**Trecho selecionado:**
Presidente da Polônia diz que não assina Tratado de Lisboa

O presidente da Polônia, Lech Kaczynski, afirmou nesta terça-feira que não terá sentido para ele assinar o Tratado de Lisboa, que prevê reformas na União Européia (UE), mesmo que o Parlamento de seu país tenha ratificado o documento em abril. O documento foi rejeitado em referendo na República da Irlanda no mês passado e, para ser válido, tem que ser ratificado por todos os 27 países membros da UE.

BBC Brasil |

O Tratado de Lisboa foi criado para, supostamente, facilitar o processo decisório na UE depois da ampliação do bloco, criando um novo presidente e um coordenador de Assuntos Externos.

Kaczynski, um conservador que há muito se opõe ao tratado de reforma, fez sua declaração em entrevista ao jornal polonês, Dziennik.

O correspondente da BBC na capital polonesa, Varsóvia, Adam Easton, disse que os comentários de Kaczynski não causam surpresa já que ele se opõe a uma maior integração européia.

Segundo Easton, o presidente polonês prefere que o Tratado de Nice - que governa hoje a forma como a UE opera e dá à Polônia um peso desproporcional dentro do bloco - vigore por mais tempo.

**O que fazer:**
A. Responda com base na notícia sobre o Tratado de Lisboa:
(i) Em que mês o Parlamento da Polônia ratificou o documento?
(ii) Em que país o documento foi rejeitado em referendo?
(iii) A qual jornal Kaczynski deu a entrevista em que fez sua declaração?
B. Transforme em lista o parágrafo da notícia sobre o Tratado de Lisboa que começa com "O presidente da Polônia, Lech Kaczynski", mantendo suas informações principais.
C. Retome a notícia sobre o Tratado de Lisboa logo após a última frase e dê continuidade ao texto.
Os itens provêm de uma fonte diferente da notícia.

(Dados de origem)

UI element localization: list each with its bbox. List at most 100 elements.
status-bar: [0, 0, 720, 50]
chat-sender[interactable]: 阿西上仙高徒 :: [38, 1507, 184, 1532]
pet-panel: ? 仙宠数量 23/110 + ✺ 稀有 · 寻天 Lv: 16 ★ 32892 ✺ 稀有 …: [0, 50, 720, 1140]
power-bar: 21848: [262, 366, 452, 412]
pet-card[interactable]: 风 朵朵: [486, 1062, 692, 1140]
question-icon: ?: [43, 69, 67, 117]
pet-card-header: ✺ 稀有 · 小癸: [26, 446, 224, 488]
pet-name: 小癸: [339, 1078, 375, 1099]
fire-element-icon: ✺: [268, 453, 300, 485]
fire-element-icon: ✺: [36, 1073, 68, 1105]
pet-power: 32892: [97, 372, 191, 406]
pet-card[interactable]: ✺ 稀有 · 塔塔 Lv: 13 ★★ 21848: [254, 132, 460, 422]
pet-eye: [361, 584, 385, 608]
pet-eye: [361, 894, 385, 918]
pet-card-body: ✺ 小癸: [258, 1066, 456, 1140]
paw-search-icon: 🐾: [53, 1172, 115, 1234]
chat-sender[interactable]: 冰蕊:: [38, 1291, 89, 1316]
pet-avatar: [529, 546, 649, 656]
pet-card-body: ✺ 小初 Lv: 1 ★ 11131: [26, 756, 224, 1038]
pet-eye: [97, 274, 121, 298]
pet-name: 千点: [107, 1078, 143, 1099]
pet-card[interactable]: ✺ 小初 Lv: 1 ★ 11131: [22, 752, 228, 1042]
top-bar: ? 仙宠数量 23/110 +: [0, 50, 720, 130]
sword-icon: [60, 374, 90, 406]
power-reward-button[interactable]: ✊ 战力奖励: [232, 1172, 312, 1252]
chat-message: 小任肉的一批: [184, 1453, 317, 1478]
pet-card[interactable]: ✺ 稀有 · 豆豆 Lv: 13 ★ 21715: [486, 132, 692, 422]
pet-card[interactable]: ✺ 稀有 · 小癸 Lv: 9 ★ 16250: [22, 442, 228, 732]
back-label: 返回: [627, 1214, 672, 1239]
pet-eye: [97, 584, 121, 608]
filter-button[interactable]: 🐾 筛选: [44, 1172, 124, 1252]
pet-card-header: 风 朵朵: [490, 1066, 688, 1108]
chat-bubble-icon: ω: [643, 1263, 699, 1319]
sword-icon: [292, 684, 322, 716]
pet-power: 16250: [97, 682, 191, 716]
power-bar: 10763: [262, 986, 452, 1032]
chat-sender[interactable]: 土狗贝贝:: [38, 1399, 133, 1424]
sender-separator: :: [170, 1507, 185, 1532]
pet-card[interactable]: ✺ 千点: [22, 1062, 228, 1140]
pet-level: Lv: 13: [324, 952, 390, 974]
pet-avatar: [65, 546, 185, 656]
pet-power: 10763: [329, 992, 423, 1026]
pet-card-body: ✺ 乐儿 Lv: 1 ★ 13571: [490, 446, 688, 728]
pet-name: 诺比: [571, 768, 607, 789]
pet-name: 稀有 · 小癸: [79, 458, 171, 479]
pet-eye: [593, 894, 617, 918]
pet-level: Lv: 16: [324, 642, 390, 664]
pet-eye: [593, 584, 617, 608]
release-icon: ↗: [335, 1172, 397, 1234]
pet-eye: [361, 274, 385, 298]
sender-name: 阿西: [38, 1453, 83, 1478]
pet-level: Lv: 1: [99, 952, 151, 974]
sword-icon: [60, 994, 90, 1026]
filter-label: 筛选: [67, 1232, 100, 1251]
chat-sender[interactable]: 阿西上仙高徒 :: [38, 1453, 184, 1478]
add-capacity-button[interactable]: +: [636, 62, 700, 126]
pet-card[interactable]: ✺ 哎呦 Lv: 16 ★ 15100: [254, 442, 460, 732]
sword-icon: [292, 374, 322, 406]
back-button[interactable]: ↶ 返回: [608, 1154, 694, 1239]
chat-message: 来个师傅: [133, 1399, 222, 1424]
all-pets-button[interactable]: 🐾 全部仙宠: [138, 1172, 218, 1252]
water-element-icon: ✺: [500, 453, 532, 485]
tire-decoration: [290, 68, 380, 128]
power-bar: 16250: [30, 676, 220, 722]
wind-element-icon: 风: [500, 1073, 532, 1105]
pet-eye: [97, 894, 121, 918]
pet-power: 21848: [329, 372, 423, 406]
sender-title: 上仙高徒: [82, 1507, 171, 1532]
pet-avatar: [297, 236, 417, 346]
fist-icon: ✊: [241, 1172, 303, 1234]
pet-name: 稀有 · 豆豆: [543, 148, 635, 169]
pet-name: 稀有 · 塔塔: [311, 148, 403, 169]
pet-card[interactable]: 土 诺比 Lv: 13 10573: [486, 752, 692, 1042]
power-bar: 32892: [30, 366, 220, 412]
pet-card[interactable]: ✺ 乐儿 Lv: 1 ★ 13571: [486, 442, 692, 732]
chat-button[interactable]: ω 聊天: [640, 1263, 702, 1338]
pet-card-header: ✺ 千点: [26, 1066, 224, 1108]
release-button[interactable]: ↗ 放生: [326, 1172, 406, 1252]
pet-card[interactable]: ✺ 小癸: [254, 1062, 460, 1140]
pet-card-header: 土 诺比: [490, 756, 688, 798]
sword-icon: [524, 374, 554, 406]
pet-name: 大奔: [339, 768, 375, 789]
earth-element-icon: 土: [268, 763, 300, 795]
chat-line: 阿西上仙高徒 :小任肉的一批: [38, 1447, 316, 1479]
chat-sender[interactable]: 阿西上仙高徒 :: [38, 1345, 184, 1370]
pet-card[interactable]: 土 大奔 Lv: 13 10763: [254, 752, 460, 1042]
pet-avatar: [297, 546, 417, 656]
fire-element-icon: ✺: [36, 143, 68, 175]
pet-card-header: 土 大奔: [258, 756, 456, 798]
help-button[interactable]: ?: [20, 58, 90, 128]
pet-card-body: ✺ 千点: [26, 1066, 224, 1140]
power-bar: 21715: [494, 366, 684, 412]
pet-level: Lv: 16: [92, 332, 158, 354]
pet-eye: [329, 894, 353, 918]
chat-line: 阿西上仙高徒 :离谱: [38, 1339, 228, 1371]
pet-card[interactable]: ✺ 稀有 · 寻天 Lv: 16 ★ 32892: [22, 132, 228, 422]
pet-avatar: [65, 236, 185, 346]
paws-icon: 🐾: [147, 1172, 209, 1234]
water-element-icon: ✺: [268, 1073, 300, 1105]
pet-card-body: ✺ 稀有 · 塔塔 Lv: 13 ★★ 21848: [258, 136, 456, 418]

**Respostas por tarefa:**
A.
(i) Em abril.
(ii) Na República da Irlanda.
(iii) Ao jornal polonês Dziennik.

B.
- Lech Kaczynski, presidente da Polônia, afirmou nesta terça-feira que não terá sentido para ele assinar o Tratado de Lisboa.
- O tratado prevê reformas na União Europeia.
- O Parlamento polonês ratificou o documento em abril.
- No mês passado, o documento foi rejeitado em referendo na República da Irlanda.
- Para ser válido, o tratado precisa ser ratificado pelos 27 países membros da UE.

C.
Rejeição
Kaczynski parece ter se unido ao presidente da República Checa, Vaclav Klaus, ao se opor abertamente à ratificação do Tratado de Lisboa. O presidente da Alemanha, Horst Koehler, também resolveu adiar a ratificação, à espera de que o mais alto tribunal de seu país decida questões legais sobre a aprovação do tratado.

A situação deixa em situação delicada a França, que assume nesta terça-feira, em cerimônia no Arco do Triunfo, em Paris, a Presidência rotativa semestral do bloco.

A Eslovênia vinha ocupando o cargo até agora.

Sarkozy
O presidente francês, Nicolas Sarkozy, disse que "alguma coisa não está certa" com a UE. Ele advertiu que os seus cidadãos podem estar perdendo a fé na instituição.

"A Europa preocupa as pessoas e, pior do que isso, eu acho, é que pouco a pouco nossos cidadãos estão se perguntando se, no final das contas, o nível nacional não está melhor equipado para protegê-los do que o nível europeu", acrescentou, dizendo que este é "um passo para trás".

"A primeira prioridade é identificar o problema com os eleitores irlandeses", disse Sarkozy.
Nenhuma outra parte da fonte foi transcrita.